INSTRUCTION: Using the listing below, extract each line that has the word "name" in it.

** Start MATERIAL SUPPLIED **

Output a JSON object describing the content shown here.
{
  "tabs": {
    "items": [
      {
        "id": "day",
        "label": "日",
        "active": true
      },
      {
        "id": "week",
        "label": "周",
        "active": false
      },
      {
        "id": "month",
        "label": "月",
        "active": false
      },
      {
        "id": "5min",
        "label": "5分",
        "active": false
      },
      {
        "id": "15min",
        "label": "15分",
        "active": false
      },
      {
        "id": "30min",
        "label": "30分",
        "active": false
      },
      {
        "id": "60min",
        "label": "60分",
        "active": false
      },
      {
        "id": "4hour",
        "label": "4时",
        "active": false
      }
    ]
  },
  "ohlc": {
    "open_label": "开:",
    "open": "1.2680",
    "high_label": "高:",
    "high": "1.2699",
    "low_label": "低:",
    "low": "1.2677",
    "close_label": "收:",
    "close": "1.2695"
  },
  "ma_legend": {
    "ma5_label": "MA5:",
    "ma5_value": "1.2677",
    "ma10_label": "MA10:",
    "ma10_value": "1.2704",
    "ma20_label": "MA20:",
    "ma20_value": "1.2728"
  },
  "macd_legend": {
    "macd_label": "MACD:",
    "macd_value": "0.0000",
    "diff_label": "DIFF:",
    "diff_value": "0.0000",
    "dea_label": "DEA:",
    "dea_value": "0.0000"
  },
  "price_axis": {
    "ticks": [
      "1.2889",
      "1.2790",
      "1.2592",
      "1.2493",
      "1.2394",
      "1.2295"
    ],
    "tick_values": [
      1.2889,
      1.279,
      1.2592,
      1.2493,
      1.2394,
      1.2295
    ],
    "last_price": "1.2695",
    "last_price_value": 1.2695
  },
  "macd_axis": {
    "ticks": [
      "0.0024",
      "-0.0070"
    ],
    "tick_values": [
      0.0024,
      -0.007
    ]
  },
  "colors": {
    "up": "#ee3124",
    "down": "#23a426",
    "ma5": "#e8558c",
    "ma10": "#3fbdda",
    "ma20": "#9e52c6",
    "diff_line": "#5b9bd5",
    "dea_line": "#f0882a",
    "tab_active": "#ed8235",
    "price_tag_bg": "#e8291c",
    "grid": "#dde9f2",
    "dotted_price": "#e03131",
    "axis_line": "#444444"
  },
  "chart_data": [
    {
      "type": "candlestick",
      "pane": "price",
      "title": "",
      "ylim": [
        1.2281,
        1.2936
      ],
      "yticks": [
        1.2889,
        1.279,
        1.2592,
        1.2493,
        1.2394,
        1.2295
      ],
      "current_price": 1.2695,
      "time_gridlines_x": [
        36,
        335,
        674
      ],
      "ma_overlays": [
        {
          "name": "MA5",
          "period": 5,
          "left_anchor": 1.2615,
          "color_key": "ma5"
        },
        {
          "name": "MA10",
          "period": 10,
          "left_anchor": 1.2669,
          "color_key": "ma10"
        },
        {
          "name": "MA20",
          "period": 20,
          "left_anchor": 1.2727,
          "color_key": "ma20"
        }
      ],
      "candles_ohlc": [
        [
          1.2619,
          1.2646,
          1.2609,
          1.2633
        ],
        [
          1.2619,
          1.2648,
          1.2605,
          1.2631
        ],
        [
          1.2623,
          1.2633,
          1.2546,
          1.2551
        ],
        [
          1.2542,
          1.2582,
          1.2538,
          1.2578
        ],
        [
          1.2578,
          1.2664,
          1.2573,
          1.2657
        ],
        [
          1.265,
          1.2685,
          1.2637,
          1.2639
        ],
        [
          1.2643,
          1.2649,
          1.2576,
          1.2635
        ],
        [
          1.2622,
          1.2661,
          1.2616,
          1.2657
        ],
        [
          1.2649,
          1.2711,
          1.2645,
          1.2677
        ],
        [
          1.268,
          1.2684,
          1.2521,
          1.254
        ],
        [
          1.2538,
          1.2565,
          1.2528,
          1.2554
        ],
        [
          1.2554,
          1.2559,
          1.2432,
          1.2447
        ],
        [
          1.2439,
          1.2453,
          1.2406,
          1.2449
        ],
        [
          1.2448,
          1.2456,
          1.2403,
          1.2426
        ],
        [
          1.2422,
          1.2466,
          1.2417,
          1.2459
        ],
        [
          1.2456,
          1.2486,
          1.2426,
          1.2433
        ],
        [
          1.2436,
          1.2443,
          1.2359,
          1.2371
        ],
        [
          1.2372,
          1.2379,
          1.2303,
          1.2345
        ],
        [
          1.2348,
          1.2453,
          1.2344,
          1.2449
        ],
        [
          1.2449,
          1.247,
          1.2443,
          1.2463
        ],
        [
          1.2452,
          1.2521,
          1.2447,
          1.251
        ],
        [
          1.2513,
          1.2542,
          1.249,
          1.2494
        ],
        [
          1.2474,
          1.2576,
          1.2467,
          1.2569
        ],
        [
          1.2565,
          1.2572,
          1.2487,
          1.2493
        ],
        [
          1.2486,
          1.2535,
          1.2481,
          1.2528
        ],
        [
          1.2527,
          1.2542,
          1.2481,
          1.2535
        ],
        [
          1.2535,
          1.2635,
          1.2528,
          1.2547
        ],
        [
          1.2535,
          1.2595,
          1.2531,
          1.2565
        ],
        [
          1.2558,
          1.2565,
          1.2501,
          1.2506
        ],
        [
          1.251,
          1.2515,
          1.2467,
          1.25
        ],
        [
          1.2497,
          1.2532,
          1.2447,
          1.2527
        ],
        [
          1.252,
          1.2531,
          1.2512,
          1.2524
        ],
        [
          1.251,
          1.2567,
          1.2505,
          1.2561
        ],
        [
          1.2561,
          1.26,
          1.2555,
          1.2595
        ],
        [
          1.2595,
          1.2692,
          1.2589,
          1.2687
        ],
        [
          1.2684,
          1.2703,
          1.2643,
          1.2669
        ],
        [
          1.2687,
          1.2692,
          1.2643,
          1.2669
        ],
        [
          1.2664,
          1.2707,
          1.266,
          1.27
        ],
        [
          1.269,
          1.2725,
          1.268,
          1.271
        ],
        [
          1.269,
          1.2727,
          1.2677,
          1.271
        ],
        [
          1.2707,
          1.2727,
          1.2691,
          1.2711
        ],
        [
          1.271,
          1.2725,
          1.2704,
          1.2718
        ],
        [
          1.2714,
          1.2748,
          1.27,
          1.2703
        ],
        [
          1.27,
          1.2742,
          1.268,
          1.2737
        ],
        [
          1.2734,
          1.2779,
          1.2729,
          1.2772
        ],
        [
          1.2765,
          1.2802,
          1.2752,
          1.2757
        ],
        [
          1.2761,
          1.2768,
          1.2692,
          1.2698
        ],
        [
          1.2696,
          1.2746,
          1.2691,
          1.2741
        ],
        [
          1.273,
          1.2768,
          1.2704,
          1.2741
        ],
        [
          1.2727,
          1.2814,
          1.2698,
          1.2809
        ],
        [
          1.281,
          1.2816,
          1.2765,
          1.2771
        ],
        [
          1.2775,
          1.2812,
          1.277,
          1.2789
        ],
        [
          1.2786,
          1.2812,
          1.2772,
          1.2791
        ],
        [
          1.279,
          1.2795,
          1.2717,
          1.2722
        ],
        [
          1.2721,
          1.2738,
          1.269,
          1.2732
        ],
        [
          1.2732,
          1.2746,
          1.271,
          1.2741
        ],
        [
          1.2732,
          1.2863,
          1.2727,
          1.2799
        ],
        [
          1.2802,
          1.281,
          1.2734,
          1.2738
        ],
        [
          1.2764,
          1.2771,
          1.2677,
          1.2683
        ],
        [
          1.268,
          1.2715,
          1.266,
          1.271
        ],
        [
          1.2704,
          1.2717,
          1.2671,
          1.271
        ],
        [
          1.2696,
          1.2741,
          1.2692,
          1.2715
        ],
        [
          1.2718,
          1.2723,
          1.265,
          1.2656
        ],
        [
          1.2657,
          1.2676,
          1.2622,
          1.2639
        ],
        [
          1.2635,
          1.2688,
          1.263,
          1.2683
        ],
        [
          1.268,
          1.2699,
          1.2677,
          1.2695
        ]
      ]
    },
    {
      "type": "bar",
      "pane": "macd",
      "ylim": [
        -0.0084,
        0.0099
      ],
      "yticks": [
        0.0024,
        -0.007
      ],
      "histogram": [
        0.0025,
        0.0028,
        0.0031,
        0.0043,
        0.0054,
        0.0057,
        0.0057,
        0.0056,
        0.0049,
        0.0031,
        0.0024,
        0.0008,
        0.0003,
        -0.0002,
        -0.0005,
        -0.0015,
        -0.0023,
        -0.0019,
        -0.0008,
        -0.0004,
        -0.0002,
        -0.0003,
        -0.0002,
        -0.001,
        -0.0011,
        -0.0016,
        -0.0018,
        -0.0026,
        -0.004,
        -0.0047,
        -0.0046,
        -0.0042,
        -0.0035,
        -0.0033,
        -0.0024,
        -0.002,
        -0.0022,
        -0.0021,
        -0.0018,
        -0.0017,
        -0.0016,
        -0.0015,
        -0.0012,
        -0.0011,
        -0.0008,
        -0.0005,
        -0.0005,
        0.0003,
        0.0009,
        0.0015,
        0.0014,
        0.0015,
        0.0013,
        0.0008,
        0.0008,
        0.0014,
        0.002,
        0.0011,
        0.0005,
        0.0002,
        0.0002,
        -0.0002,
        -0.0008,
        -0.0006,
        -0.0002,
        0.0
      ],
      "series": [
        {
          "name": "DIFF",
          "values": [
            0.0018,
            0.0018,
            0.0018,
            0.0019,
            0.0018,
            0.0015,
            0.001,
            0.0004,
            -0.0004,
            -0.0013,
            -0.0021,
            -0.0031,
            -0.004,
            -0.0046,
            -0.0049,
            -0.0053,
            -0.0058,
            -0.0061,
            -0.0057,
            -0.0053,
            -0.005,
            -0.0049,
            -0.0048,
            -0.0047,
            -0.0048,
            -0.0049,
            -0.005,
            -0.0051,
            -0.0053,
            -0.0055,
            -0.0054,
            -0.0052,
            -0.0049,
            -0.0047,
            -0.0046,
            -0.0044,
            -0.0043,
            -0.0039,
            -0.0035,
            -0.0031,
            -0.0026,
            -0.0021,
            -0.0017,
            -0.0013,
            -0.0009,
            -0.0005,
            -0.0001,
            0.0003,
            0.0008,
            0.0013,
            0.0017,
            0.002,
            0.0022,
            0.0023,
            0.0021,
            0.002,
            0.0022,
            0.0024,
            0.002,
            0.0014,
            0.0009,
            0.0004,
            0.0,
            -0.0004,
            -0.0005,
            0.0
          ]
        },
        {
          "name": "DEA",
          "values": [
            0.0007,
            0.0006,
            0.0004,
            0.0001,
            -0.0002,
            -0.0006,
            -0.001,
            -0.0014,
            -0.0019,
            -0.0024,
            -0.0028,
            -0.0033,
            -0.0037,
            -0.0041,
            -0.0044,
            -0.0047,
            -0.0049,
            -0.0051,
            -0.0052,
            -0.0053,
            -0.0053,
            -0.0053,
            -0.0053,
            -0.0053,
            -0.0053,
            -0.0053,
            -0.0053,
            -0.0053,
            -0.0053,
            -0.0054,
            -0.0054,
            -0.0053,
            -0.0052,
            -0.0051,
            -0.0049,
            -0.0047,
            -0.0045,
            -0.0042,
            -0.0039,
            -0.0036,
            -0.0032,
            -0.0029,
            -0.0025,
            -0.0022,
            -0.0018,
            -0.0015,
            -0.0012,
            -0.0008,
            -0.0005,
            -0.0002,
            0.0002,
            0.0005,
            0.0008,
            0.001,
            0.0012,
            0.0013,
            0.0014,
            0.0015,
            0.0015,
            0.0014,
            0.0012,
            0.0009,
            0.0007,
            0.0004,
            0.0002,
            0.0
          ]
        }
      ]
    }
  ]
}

** End MATERIAL SUPPLIED **

FULL OUTPUT:
          "name": "MA5",
          "name": "MA10",
          "name": "MA20",
          "name": "DIFF",
          "name": "DEA",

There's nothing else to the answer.